-- Objective --
Each entry that follows must be output without any deviation.

-- Raw records --

※ ※ ※

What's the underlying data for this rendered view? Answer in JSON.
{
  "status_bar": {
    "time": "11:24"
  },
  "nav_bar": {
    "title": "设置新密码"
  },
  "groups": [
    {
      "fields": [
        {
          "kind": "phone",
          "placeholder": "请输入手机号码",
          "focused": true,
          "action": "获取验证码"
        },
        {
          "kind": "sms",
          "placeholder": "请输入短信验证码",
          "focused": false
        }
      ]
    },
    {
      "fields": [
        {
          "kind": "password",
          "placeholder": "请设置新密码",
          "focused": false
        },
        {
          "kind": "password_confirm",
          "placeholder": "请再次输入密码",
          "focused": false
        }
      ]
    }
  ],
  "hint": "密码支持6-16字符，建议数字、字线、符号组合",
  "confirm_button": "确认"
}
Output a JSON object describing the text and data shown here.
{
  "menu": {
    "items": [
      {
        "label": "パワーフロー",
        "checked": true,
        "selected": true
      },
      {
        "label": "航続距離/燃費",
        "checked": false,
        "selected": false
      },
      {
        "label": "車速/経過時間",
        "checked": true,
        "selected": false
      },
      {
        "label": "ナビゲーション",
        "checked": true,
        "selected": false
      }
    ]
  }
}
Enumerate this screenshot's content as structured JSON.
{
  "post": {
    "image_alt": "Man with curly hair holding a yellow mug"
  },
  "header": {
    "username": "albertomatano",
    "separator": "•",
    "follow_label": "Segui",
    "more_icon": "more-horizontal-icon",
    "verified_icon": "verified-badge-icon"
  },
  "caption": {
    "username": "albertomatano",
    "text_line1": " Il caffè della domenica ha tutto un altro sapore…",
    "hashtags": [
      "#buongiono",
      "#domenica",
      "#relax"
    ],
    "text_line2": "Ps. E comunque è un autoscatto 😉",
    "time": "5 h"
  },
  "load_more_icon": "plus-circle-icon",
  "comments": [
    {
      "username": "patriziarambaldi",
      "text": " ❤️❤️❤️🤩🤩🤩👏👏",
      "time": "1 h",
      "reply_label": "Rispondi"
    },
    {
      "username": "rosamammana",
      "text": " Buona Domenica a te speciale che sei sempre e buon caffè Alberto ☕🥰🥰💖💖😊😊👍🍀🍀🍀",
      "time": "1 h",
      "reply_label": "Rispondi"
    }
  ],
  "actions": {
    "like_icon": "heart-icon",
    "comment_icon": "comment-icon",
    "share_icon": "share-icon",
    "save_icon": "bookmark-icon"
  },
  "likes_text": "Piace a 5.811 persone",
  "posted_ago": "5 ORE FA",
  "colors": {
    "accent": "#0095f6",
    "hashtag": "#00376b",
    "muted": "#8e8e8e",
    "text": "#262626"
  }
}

※ ※ ※

-- Result of this task --
What's the underlying data for this rendered view? Answer in JSON.
{
  "status_bar": {
    "time": "11:24"
  },
  "nav_bar": {
    "title": "设置新密码"
  },
  "groups": [
    {
      "fields": [
        {
          "kind": "phone",
          "placeholder": "请输入手机号码",
          "focused": true,
          "action": "获取验证码"
        },
        {
          "kind": "sms",
          "placeholder": "请输入短信验证码",
          "focused": false
        }
      ]
    },
    {
      "fields": [
        {
          "kind": "password",
          "placeholder": "请设置新密码",
          "focused": false
        },
        {
          "kind": "password_confirm",
          "placeholder": "请再次输入密码",
          "focused": false
        }
      ]
    }
  ],
  "hint": "密码支持6-16字符，建议数字、字线、符号组合",
  "confirm_button": "确认"
}
Output a JSON object describing the text and data shown here.
{
  "menu": {
    "items": [
      {
        "label": "パワーフロー",
        "checked": true,
        "selected": true
      },
      {
        "label": "航続距離/燃費",
        "checked": false,
        "selected": false
      },
      {
        "label": "車速/経過時間",
        "checked": true,
        "selected": false
      },
      {
        "label": "ナビゲーション",
        "checked": true,
        "selected": false
      }
    ]
  }
}
Enumerate this screenshot's content as structured JSON.
{
  "post": {
    "image_alt": "Man with curly hair holding a yellow mug"
  },
  "header": {
    "username": "albertomatano",
    "separator": "•",
    "follow_label": "Segui",
    "more_icon": "more-horizontal-icon",
    "verified_icon": "verified-badge-icon"
  },
  "caption": {
    "username": "albertomatano",
    "text_line1": " Il caffè della domenica ha tutto un altro sapore…",
    "hashtags": [
      "#buongiono",
      "#domenica",
      "#relax"
    ],
    "text_line2": "Ps. E comunque è un autoscatto 😉",
    "time": "5 h"
  },
  "load_more_icon": "plus-circle-icon",
  "comments": [
    {
      "username": "patriziarambaldi",
      "text": " ❤️❤️❤️🤩🤩🤩👏👏",
      "time": "1 h",
      "reply_label": "Rispondi"
    },
    {
      "username": "rosamammana",
      "text": " Buona Domenica a te speciale che sei sempre e buon caffè Alberto ☕🥰🥰💖💖😊😊👍🍀🍀🍀",
      "time": "1 h",
      "reply_label": "Rispondi"
    }
  ],
  "actions": {
    "like_icon": "heart-icon",
    "comment_icon": "comment-icon",
    "share_icon": "share-icon",
    "save_icon": "bookmark-icon"
  },
  "likes_text": "Piace a 5.811 persone",
  "posted_ago": "5 ORE FA",
  "colors": {
    "accent": "#0095f6",
    "hashtag": "#00376b",
    "muted": "#8e8e8e",
    "text": "#262626"
  }
}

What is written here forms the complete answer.